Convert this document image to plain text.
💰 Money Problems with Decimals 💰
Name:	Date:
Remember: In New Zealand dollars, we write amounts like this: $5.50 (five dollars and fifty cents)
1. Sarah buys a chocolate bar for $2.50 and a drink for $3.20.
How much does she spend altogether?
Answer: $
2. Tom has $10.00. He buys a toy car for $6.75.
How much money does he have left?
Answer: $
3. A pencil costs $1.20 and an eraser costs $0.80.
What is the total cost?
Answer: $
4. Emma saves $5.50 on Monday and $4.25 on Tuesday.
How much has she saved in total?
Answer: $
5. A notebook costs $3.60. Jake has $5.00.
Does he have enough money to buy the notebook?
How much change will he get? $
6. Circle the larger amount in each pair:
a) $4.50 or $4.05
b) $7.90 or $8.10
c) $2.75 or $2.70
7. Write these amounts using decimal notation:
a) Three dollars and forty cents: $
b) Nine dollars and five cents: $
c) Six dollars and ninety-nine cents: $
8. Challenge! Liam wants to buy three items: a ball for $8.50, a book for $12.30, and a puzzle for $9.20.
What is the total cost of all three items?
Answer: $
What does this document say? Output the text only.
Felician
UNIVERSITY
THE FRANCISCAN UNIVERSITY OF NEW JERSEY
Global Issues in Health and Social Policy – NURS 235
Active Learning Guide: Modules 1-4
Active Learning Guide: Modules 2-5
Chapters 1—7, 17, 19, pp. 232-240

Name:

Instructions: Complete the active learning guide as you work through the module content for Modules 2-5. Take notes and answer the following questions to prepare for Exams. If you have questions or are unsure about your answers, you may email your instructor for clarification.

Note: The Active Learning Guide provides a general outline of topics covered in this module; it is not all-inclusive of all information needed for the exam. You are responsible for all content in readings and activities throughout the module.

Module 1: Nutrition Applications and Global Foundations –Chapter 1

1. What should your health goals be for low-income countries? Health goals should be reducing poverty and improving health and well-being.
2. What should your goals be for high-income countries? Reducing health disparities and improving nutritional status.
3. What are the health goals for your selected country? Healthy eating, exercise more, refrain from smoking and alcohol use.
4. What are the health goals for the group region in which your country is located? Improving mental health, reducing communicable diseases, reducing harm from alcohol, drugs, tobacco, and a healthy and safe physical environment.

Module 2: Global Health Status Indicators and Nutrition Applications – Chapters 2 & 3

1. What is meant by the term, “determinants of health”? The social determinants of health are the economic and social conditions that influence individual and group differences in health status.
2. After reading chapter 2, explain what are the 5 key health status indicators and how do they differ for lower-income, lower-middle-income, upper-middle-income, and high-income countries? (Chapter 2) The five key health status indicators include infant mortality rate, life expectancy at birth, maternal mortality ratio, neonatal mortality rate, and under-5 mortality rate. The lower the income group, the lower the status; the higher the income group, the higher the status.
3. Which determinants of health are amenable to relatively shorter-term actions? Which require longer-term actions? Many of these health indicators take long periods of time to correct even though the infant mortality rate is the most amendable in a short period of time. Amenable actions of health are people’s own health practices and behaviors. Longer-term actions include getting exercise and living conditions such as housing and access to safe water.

________________________________________

TO BE DONE — Set down the listing in full, keeping every word exactly as it is.

ANSWER IN FULL —
Convert this document image to plain text.
💰 Money Problems with Decimals 💰
Name:	Date:
Remember: In New Zealand dollars, we write amounts like this: $5.50 (five dollars and fifty cents)
1. Sarah buys a chocolate bar for $2.50 and a drink for $3.20.
How much does she spend altogether?
Answer: $
2. Tom has $10.00. He buys a toy car for $6.75.
How much money does he have left?
Answer: $
3. A pencil costs $1.20 and an eraser costs $0.80.
What is the total cost?
Answer: $
4. Emma saves $5.50 on Monday and $4.25 on Tuesday.
How much has she saved in total?
Answer: $
5. A notebook costs $3.60. Jake has $5.00.
Does he have enough money to buy the notebook?
How much change will he get? $
6. Circle the larger amount in each pair:
a) $4.50 or $4.05
b) $7.90 or $8.10
c) $2.75 or $2.70
7. Write these amounts using decimal notation:
a) Three dollars and forty cents: $
b) Nine dollars and five cents: $
c) Six dollars and ninety-nine cents: $
8. Challenge! Liam wants to buy three items: a ball for $8.50, a book for $12.30, and a puzzle for $9.20.
What is the total cost of all three items?
Answer: $
What does this document say? Output the text only.
Felician
UNIVERSITY
THE FRANCISCAN UNIVERSITY OF NEW JERSEY
Global Issues in Health and Social Policy – NURS 235
Active Learning Guide: Modules 1-4
Active Learning Guide: Modules 2-5
Chapters 1—7, 17, 19, pp. 232-240

Name:

Instructions: Complete the active learning guide as you work through the module content for Modules 2-5. Take notes and answer the following questions to prepare for Exams. If you have questions or are unsure about your answers, you may email your instructor for clarification.

Note: The Active Learning Guide provides a general outline of topics covered in this module; it is not all-inclusive of all information needed for the exam. You are responsible for all content in readings and activities throughout the module.

Module 1: Nutrition Applications and Global Foundations –Chapter 1

1. What should your health goals be for low-income countries? Health goals should be reducing poverty and improving health and well-being.
2. What should your goals be for high-income countries? Reducing health disparities and improving nutritional status.
3. What are the health goals for your selected country? Healthy eating, exercise more, refrain from smoking and alcohol use.
4. What are the health goals for the group region in which your country is located? Improving mental health, reducing communicable diseases, reducing harm from alcohol, drugs, tobacco, and a healthy and safe physical environment.

Module 2: Global Health Status Indicators and Nutrition Applications – Chapters 2 & 3

1. What is meant by the term, “determinants of health”? The social determinants of health are the economic and social conditions that influence individual and group differences in health status.
2. After reading chapter 2, explain what are the 5 key health status indicators and how do they differ for lower-income, lower-middle-income, upper-middle-income, and high-income countries? (Chapter 2) The five key health status indicators include infant mortality rate, life expectancy at birth, maternal mortality ratio, neonatal mortality rate, and under-5 mortality rate. The lower the income group, the lower the status; the higher the income group, the higher the status.
3. Which determinants of health are amenable to relatively shorter-term actions? Which require longer-term actions? Many of these health indicators take long periods of time to correct even though the infant mortality rate is the most amendable in a short period of time. Amenable actions of health are people’s own health practices and behaviors. Longer-term actions include getting exercise and living conditions such as housing and access to safe water.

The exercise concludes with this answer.